Aim of the exercise.
Return each line of the listing that contains the string "this".

Data entries for graphics:
##########

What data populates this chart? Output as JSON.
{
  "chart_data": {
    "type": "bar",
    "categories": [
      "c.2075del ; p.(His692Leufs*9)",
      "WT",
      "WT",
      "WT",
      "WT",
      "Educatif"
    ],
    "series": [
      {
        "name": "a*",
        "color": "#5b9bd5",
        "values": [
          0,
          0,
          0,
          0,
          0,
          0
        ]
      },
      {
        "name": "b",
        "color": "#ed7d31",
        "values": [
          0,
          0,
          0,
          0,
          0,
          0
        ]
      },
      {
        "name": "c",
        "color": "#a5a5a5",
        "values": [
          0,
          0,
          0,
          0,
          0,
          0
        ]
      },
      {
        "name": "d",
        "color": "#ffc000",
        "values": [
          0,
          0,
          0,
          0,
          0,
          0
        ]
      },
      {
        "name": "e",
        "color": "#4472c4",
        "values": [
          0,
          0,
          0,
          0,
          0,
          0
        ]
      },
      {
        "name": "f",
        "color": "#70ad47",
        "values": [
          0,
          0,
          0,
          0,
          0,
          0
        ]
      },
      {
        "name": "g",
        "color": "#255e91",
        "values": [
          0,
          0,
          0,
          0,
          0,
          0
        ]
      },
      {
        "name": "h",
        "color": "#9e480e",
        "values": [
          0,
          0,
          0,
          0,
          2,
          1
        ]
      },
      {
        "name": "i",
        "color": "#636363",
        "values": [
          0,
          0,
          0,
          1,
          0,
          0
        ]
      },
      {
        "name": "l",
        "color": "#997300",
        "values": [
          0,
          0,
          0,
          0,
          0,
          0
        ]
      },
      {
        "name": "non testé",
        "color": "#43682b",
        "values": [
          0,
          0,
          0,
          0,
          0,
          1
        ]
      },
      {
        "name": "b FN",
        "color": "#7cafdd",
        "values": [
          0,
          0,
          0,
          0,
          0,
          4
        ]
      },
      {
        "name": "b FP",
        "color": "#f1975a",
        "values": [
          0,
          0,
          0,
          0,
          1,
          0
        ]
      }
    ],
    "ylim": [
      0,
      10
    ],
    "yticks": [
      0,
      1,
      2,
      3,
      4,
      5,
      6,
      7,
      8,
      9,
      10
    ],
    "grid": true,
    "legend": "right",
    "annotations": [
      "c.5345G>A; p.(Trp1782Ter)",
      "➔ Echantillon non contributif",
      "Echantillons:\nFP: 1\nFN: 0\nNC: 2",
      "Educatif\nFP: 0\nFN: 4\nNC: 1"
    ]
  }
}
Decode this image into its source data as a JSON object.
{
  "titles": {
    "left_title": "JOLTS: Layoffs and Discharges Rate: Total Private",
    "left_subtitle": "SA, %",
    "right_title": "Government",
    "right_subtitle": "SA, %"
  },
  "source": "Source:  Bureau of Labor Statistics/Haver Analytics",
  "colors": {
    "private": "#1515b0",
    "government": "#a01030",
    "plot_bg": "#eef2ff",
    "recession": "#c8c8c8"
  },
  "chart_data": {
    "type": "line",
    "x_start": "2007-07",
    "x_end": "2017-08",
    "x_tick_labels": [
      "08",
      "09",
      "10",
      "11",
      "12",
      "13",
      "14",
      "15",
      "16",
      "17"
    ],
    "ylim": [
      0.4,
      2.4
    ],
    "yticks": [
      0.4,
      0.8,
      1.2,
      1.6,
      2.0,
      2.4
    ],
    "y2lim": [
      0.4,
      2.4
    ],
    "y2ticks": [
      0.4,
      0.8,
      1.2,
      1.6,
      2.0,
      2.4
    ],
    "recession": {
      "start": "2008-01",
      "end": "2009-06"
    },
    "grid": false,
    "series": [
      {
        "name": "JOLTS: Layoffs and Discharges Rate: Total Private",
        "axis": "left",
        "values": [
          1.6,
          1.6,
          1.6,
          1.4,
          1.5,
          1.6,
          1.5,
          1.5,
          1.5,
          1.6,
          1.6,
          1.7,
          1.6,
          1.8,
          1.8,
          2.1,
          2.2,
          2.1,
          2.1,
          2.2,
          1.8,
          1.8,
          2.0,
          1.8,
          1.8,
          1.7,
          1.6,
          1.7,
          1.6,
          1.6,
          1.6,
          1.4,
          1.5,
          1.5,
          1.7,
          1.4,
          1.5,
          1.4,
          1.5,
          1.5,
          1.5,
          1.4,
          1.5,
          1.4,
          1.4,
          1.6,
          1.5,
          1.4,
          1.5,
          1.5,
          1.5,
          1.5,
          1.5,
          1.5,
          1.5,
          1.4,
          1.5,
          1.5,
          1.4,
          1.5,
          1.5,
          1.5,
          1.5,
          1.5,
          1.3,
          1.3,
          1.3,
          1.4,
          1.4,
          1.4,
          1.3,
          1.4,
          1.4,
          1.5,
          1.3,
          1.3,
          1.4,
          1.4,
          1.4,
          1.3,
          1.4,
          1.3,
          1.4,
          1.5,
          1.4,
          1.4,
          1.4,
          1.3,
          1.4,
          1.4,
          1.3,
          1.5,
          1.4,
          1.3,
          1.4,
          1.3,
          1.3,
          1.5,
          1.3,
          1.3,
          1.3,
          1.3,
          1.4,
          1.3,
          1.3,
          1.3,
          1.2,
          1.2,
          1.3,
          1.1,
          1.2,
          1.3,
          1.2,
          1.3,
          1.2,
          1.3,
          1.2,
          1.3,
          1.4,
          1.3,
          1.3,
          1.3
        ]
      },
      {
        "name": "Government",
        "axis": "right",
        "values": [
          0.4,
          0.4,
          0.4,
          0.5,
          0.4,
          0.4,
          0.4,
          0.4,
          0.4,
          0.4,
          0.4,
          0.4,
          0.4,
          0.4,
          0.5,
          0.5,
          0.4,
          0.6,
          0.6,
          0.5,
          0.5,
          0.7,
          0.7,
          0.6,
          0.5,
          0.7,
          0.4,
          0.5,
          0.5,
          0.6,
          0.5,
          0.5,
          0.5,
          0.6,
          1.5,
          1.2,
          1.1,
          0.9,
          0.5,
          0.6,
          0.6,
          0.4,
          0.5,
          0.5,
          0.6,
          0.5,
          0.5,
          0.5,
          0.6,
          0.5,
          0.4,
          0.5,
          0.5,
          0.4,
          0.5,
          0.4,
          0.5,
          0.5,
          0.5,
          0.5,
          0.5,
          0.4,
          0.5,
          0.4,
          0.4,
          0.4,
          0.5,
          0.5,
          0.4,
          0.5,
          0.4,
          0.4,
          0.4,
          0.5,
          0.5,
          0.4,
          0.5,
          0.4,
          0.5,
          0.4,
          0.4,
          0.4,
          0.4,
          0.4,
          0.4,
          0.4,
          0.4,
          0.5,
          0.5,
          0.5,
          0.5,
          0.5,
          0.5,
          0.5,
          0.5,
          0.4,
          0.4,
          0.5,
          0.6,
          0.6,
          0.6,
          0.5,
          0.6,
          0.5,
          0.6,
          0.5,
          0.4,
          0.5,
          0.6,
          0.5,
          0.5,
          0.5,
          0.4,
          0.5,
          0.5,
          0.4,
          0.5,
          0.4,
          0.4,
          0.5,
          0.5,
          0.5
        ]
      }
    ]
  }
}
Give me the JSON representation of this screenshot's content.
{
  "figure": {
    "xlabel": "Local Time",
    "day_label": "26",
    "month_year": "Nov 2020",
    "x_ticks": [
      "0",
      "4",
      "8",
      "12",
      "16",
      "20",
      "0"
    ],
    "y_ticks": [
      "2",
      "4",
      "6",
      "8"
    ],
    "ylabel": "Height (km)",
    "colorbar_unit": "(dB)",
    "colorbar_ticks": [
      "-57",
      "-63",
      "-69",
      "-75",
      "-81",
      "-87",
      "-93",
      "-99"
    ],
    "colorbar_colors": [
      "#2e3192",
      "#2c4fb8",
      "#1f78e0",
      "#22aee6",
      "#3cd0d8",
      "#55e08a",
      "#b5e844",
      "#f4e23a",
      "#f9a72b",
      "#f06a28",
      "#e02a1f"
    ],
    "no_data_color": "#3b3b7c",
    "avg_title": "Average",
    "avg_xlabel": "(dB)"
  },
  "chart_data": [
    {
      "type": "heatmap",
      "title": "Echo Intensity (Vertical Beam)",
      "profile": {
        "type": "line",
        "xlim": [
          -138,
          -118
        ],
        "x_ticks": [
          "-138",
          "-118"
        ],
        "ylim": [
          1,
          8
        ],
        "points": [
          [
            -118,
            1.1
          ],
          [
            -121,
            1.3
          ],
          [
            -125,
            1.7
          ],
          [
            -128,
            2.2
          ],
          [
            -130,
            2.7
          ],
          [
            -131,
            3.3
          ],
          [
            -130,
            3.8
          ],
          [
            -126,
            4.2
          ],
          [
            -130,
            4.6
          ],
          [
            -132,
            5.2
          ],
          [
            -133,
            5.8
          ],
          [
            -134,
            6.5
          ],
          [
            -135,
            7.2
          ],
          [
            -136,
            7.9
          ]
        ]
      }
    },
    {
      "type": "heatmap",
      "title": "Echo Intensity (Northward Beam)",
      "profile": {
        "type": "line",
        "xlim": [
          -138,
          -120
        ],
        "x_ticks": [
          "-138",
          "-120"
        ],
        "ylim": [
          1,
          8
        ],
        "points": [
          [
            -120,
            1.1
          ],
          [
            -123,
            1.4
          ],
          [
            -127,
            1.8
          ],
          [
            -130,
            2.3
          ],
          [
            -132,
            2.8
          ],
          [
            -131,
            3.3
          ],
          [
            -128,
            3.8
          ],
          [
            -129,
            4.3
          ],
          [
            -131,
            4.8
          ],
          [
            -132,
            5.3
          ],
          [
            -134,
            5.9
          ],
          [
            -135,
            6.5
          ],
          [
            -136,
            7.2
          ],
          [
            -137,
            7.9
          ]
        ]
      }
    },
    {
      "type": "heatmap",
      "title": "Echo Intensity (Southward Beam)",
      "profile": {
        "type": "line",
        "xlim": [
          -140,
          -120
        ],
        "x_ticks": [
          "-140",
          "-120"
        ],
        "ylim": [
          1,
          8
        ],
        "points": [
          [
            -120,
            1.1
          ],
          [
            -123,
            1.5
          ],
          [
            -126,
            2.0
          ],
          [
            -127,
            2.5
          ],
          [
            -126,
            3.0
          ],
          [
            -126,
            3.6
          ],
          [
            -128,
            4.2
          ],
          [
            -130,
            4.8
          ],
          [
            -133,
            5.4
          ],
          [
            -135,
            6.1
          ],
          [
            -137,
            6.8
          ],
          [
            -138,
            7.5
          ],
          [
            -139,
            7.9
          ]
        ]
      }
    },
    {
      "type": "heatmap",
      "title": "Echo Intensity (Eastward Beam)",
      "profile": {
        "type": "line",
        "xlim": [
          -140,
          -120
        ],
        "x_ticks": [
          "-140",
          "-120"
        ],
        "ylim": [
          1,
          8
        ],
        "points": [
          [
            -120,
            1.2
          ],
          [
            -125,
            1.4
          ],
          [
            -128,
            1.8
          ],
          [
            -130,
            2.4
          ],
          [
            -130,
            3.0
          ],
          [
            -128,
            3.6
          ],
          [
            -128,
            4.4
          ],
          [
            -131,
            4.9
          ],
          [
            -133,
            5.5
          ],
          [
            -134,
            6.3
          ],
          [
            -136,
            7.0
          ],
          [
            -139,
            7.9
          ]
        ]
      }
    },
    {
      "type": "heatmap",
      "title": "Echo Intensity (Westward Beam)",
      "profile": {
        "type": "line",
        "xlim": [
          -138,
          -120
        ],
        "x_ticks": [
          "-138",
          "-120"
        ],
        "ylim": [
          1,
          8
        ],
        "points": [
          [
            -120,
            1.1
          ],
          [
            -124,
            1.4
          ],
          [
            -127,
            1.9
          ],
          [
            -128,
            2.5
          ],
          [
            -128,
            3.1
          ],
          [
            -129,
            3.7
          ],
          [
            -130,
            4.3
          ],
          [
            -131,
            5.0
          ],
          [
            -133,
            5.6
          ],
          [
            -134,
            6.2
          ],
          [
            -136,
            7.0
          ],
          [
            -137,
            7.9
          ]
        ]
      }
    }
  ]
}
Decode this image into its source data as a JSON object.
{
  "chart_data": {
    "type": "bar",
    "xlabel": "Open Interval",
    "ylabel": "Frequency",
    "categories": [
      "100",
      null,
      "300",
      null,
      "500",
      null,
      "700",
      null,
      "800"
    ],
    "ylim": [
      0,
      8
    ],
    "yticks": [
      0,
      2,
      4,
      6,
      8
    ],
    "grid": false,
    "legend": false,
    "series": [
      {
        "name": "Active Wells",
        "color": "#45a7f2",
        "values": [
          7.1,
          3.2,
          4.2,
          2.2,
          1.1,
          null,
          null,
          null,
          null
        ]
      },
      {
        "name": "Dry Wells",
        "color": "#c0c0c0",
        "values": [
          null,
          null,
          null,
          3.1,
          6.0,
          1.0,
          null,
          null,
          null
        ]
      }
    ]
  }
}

##########

Written answer.
What data populates this chart? Output as JSON.
Decode this image into its source data as a JSON object.
Give me the JSON representation of this screenshot's content.
Decode this image into its source data as a JSON object.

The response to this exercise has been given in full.